◆ Aim of the task ◆
Keep only those lines of the records that include the string "true".

+--

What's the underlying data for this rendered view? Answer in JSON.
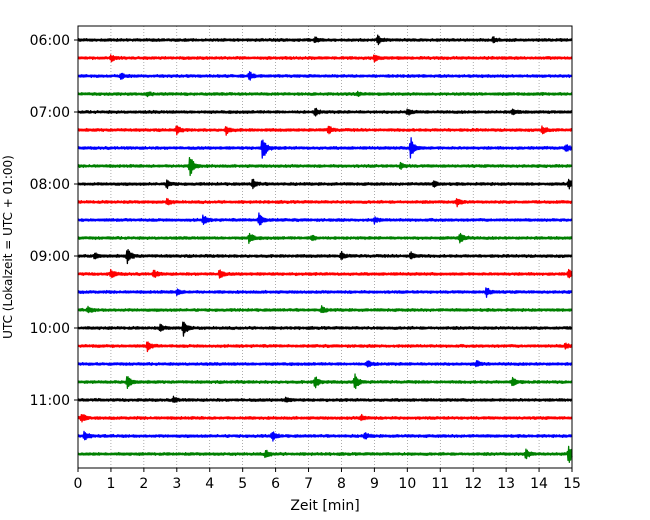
{
  "chart_data": {
    "type": "line",
    "title": "",
    "xlabel": "Zeit  [min]",
    "ylabel": "UTC (Lokalzeit = UTC + 01:00)",
    "xlim": [
      0,
      15
    ],
    "x_ticks": [
      "0",
      "1",
      "2",
      "3",
      "4",
      "5",
      "6",
      "7",
      "8",
      "9",
      "10",
      "11",
      "12",
      "13",
      "14",
      "15"
    ],
    "y_hour_labels": [
      "06:00",
      "07:00",
      "08:00",
      "09:00",
      "10:00",
      "11:00"
    ],
    "grid": {
      "vertical_dotted": true
    },
    "trace_colors": [
      "#000000",
      "#ff0000",
      "#0000ff",
      "#008000"
    ],
    "traces": [
      {
        "start": "06:00",
        "events": [
          {
            "t": 7.2,
            "amp": 3
          },
          {
            "t": 9.1,
            "amp": 4
          },
          {
            "t": 12.6,
            "amp": 3
          }
        ]
      },
      {
        "start": "06:15",
        "events": [
          {
            "t": 1.0,
            "amp": 3
          },
          {
            "t": 9.0,
            "amp": 3
          }
        ]
      },
      {
        "start": "06:30",
        "events": [
          {
            "t": 1.3,
            "amp": 3
          },
          {
            "t": 5.2,
            "amp": 4
          }
        ]
      },
      {
        "start": "06:45",
        "events": [
          {
            "t": 2.1,
            "amp": 2
          },
          {
            "t": 8.5,
            "amp": 2
          }
        ]
      },
      {
        "start": "07:00",
        "events": [
          {
            "t": 7.2,
            "amp": 4
          },
          {
            "t": 10.0,
            "amp": 3
          },
          {
            "t": 13.2,
            "amp": 3
          }
        ]
      },
      {
        "start": "07:15",
        "events": [
          {
            "t": 3.0,
            "amp": 4
          },
          {
            "t": 4.5,
            "amp": 4
          },
          {
            "t": 7.6,
            "amp": 4
          },
          {
            "t": 14.1,
            "amp": 4
          }
        ]
      },
      {
        "start": "07:30",
        "events": [
          {
            "t": 5.6,
            "amp": 14
          },
          {
            "t": 10.1,
            "amp": 11
          },
          {
            "t": 14.8,
            "amp": 4
          }
        ]
      },
      {
        "start": "07:45",
        "events": [
          {
            "t": 3.4,
            "amp": 11
          },
          {
            "t": 9.8,
            "amp": 3
          }
        ]
      },
      {
        "start": "08:00",
        "events": [
          {
            "t": 2.7,
            "amp": 4
          },
          {
            "t": 5.3,
            "amp": 5
          },
          {
            "t": 10.8,
            "amp": 3
          },
          {
            "t": 14.9,
            "amp": 5
          }
        ]
      },
      {
        "start": "08:15",
        "events": [
          {
            "t": 2.7,
            "amp": 3
          },
          {
            "t": 11.5,
            "amp": 4
          }
        ]
      },
      {
        "start": "08:30",
        "events": [
          {
            "t": 3.8,
            "amp": 5
          },
          {
            "t": 5.5,
            "amp": 8
          },
          {
            "t": 9.0,
            "amp": 3
          }
        ]
      },
      {
        "start": "08:45",
        "events": [
          {
            "t": 5.2,
            "amp": 6
          },
          {
            "t": 7.1,
            "amp": 3
          },
          {
            "t": 11.6,
            "amp": 6
          }
        ]
      },
      {
        "start": "09:00",
        "events": [
          {
            "t": 0.5,
            "amp": 3
          },
          {
            "t": 1.5,
            "amp": 8
          },
          {
            "t": 8.0,
            "amp": 4
          },
          {
            "t": 10.1,
            "amp": 4
          }
        ]
      },
      {
        "start": "09:15",
        "events": [
          {
            "t": 1.0,
            "amp": 5
          },
          {
            "t": 2.3,
            "amp": 4
          },
          {
            "t": 4.3,
            "amp": 4
          },
          {
            "t": 14.9,
            "amp": 5
          }
        ]
      },
      {
        "start": "09:30",
        "events": [
          {
            "t": 3.0,
            "amp": 3
          },
          {
            "t": 12.4,
            "amp": 5
          }
        ]
      },
      {
        "start": "09:45",
        "events": [
          {
            "t": 0.3,
            "amp": 3
          },
          {
            "t": 7.4,
            "amp": 3
          }
        ]
      },
      {
        "start": "10:00",
        "events": [
          {
            "t": 2.5,
            "amp": 3
          },
          {
            "t": 3.2,
            "amp": 8
          }
        ]
      },
      {
        "start": "10:15",
        "events": [
          {
            "t": 2.1,
            "amp": 5
          },
          {
            "t": 14.8,
            "amp": 3
          }
        ]
      },
      {
        "start": "10:30",
        "events": [
          {
            "t": 8.8,
            "amp": 4
          },
          {
            "t": 12.1,
            "amp": 3
          }
        ]
      },
      {
        "start": "10:45",
        "events": [
          {
            "t": 1.5,
            "amp": 7
          },
          {
            "t": 7.2,
            "amp": 6
          },
          {
            "t": 8.4,
            "amp": 8
          },
          {
            "t": 13.2,
            "amp": 5
          }
        ]
      },
      {
        "start": "11:00",
        "events": [
          {
            "t": 2.9,
            "amp": 3
          },
          {
            "t": 6.3,
            "amp": 2
          }
        ]
      },
      {
        "start": "11:15",
        "events": [
          {
            "t": 0.1,
            "amp": 5
          },
          {
            "t": 8.6,
            "amp": 3
          }
        ]
      },
      {
        "start": "11:30",
        "events": [
          {
            "t": 0.2,
            "amp": 5
          },
          {
            "t": 5.9,
            "amp": 5
          },
          {
            "t": 8.7,
            "amp": 3
          }
        ]
      },
      {
        "start": "11:45",
        "events": [
          {
            "t": 5.7,
            "amp": 4
          },
          {
            "t": 13.6,
            "amp": 5
          },
          {
            "t": 14.9,
            "amp": 10
          }
        ]
      }
    ]
  }
}
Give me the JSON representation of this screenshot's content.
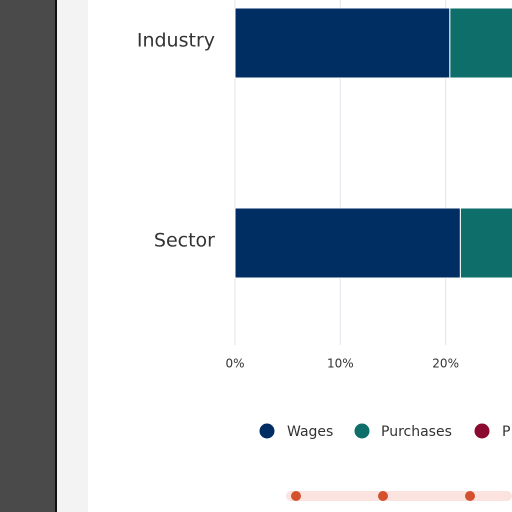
{
  "chart_data": {
    "type": "stacked-barh",
    "categories": [
      "Industry",
      "Sector"
    ],
    "series": [
      {
        "name": "Wages",
        "color": "#002d62",
        "values": [
          20.4,
          21.4
        ]
      },
      {
        "name": "Purchases",
        "color": "#0e6e6a",
        "values": [
          30,
          30
        ]
      },
      {
        "name": "P",
        "color": "#8a0b2f",
        "values": [
          null,
          null
        ]
      }
    ],
    "xlim": [
      0,
      26.3
    ],
    "xticks": [
      {
        "value": 0,
        "label": "0%"
      },
      {
        "value": 10,
        "label": "10%"
      },
      {
        "value": 20,
        "label": "20%"
      }
    ],
    "grid": true
  }
}
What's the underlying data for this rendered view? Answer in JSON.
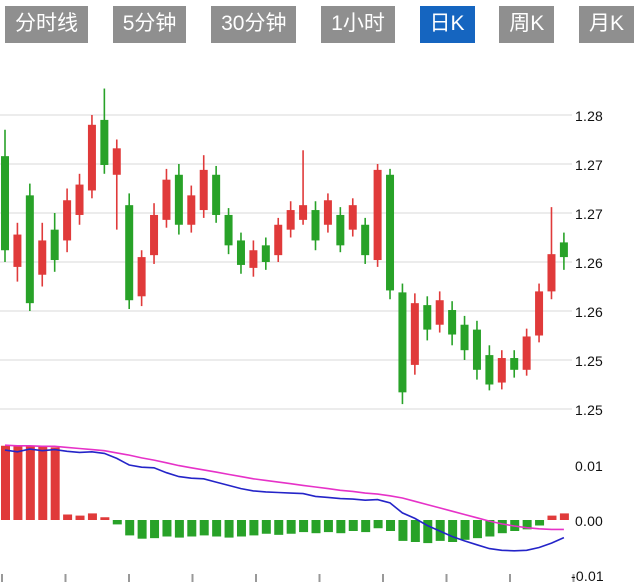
{
  "tabs": {
    "items": [
      {
        "label": "分时线",
        "active": false
      },
      {
        "label": "5分钟",
        "active": false
      },
      {
        "label": "30分钟",
        "active": false
      },
      {
        "label": "1小时",
        "active": false
      },
      {
        "label": "日K",
        "active": true
      },
      {
        "label": "周K",
        "active": false
      },
      {
        "label": "月K",
        "active": false
      }
    ]
  },
  "colors": {
    "up": "#e03a3a",
    "down": "#28a228",
    "dif_line": "#2424c8",
    "dea_line": "#e632c8",
    "tab_bg": "#8f8f8f",
    "active_tab_bg": "#1565c0",
    "grid": "#d8d8d8",
    "tick": "#999999",
    "axis_text": "#111111"
  },
  "price_axis": {
    "labels": [
      "1.28",
      "1.27",
      "1.27",
      "1.26",
      "1.26",
      "1.25",
      "1.25"
    ]
  },
  "macd_axis": {
    "labels": [
      "0.01",
      "0.00",
      "-0.01"
    ]
  },
  "chart_data": {
    "type": "candlestick+macd",
    "main": {
      "type": "candlestick",
      "up_color_convention": "red-up-green-down",
      "gridline_values": [
        1.28,
        1.275,
        1.27,
        1.265,
        1.26,
        1.255,
        1.25
      ],
      "ylim": [
        1.248,
        1.2856
      ],
      "x_ticks_unlabeled": 10,
      "ohlc": [
        [
          1.2758,
          1.2785,
          1.265,
          1.2662
        ],
        [
          1.2645,
          1.269,
          1.263,
          1.2678
        ],
        [
          1.2718,
          1.273,
          1.26,
          1.2608
        ],
        [
          1.2637,
          1.269,
          1.2625,
          1.2672
        ],
        [
          1.2683,
          1.27,
          1.264,
          1.2652
        ],
        [
          1.2672,
          1.2725,
          1.266,
          1.2713
        ],
        [
          1.2698,
          1.274,
          1.2688,
          1.2729
        ],
        [
          1.2723,
          1.28,
          1.2715,
          1.279
        ],
        [
          1.2795,
          1.2827,
          1.274,
          1.2749
        ],
        [
          1.2739,
          1.2775,
          1.2683,
          1.2766
        ],
        [
          1.2708,
          1.272,
          1.2602,
          1.2611
        ],
        [
          1.2615,
          1.2662,
          1.2605,
          1.2655
        ],
        [
          1.2657,
          1.271,
          1.2648,
          1.2698
        ],
        [
          1.2693,
          1.2745,
          1.2685,
          1.2734
        ],
        [
          1.2739,
          1.275,
          1.2678,
          1.2688
        ],
        [
          1.2688,
          1.2728,
          1.268,
          1.2718
        ],
        [
          1.2703,
          1.2759,
          1.2695,
          1.2744
        ],
        [
          1.2739,
          1.2748,
          1.269,
          1.2698
        ],
        [
          1.2698,
          1.2705,
          1.2658,
          1.2667
        ],
        [
          1.2672,
          1.268,
          1.2638,
          1.2647
        ],
        [
          1.2644,
          1.2672,
          1.2635,
          1.2662
        ],
        [
          1.2667,
          1.2675,
          1.2642,
          1.265
        ],
        [
          1.2657,
          1.2695,
          1.265,
          1.2688
        ],
        [
          1.2683,
          1.2712,
          1.2675,
          1.2703
        ],
        [
          1.2693,
          1.2764,
          1.2688,
          1.2708
        ],
        [
          1.2703,
          1.2712,
          1.2662,
          1.2672
        ],
        [
          1.2688,
          1.272,
          1.268,
          1.2713
        ],
        [
          1.2698,
          1.2706,
          1.266,
          1.2667
        ],
        [
          1.2683,
          1.2715,
          1.2676,
          1.2708
        ],
        [
          1.2688,
          1.2695,
          1.2648,
          1.2657
        ],
        [
          1.2652,
          1.275,
          1.2645,
          1.2744
        ],
        [
          1.2739,
          1.2745,
          1.2612,
          1.2621
        ],
        [
          1.2619,
          1.2628,
          1.2505,
          1.2517
        ],
        [
          1.2545,
          1.2618,
          1.2535,
          1.2608
        ],
        [
          1.2606,
          1.2615,
          1.257,
          1.2581
        ],
        [
          1.2586,
          1.262,
          1.2578,
          1.2611
        ],
        [
          1.2601,
          1.261,
          1.2565,
          1.2576
        ],
        [
          1.2586,
          1.2595,
          1.255,
          1.256
        ],
        [
          1.2581,
          1.259,
          1.253,
          1.254
        ],
        [
          1.2555,
          1.2565,
          1.2519,
          1.2525
        ],
        [
          1.2527,
          1.256,
          1.252,
          1.2552
        ],
        [
          1.2552,
          1.256,
          1.2532,
          1.254
        ],
        [
          1.254,
          1.2582,
          1.2534,
          1.2574
        ],
        [
          1.2575,
          1.2628,
          1.2568,
          1.262
        ],
        [
          1.262,
          1.2706,
          1.2612,
          1.2658
        ],
        [
          1.267,
          1.268,
          1.2642,
          1.2655
        ]
      ]
    },
    "indicator": {
      "type": "bar+line",
      "name": "MACD",
      "gridline_values": [
        0.01,
        0.0,
        -0.01
      ],
      "ylim": [
        -0.012,
        0.0145
      ],
      "bars": [
        0.0135,
        0.0135,
        0.0134,
        0.0133,
        0.0132,
        0.001,
        0.0008,
        0.0012,
        0.0005,
        -0.0008,
        -0.0028,
        -0.0034,
        -0.0033,
        -0.003,
        -0.0032,
        -0.003,
        -0.0028,
        -0.003,
        -0.0032,
        -0.003,
        -0.0028,
        -0.0025,
        -0.0027,
        -0.0025,
        -0.0022,
        -0.0024,
        -0.0022,
        -0.0024,
        -0.002,
        -0.0022,
        -0.0015,
        -0.002,
        -0.0038,
        -0.004,
        -0.0042,
        -0.0038,
        -0.004,
        -0.0036,
        -0.0033,
        -0.003,
        -0.0024,
        -0.002,
        -0.0017,
        -0.001,
        0.0008,
        0.0012
      ],
      "series": [
        {
          "name": "DIF",
          "values": [
            0.0127,
            0.0124,
            0.0129,
            0.0126,
            0.0128,
            0.0125,
            0.0123,
            0.0124,
            0.0121,
            0.0112,
            0.01,
            0.0096,
            0.0095,
            0.0086,
            0.0079,
            0.0076,
            0.0075,
            0.0069,
            0.0063,
            0.0057,
            0.0053,
            0.0051,
            0.005,
            0.0049,
            0.0048,
            0.0043,
            0.0041,
            0.0039,
            0.0038,
            0.0036,
            0.0037,
            0.0031,
            0.0013,
            0.0003,
            -0.001,
            -0.002,
            -0.003,
            -0.0038,
            -0.0045,
            -0.0052,
            -0.0055,
            -0.0056,
            -0.0055,
            -0.005,
            -0.0042,
            -0.0032
          ]
        },
        {
          "name": "DEA",
          "values": [
            0.0136,
            0.0135,
            0.0135,
            0.0134,
            0.0134,
            0.0132,
            0.013,
            0.0128,
            0.0126,
            0.0122,
            0.0118,
            0.0113,
            0.0109,
            0.0104,
            0.0099,
            0.0095,
            0.0091,
            0.0087,
            0.0083,
            0.0079,
            0.0075,
            0.0072,
            0.0069,
            0.0066,
            0.0063,
            0.006,
            0.0057,
            0.0054,
            0.0052,
            0.0049,
            0.0047,
            0.0044,
            0.004,
            0.0034,
            0.0028,
            0.0022,
            0.0016,
            0.001,
            0.0004,
            -0.0002,
            -0.0007,
            -0.0011,
            -0.0014,
            -0.0016,
            -0.0017,
            -0.0017
          ]
        }
      ]
    }
  }
}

+--

◆ Result ◆
      "vertical_dotted": true
    "grid": true
        "active": true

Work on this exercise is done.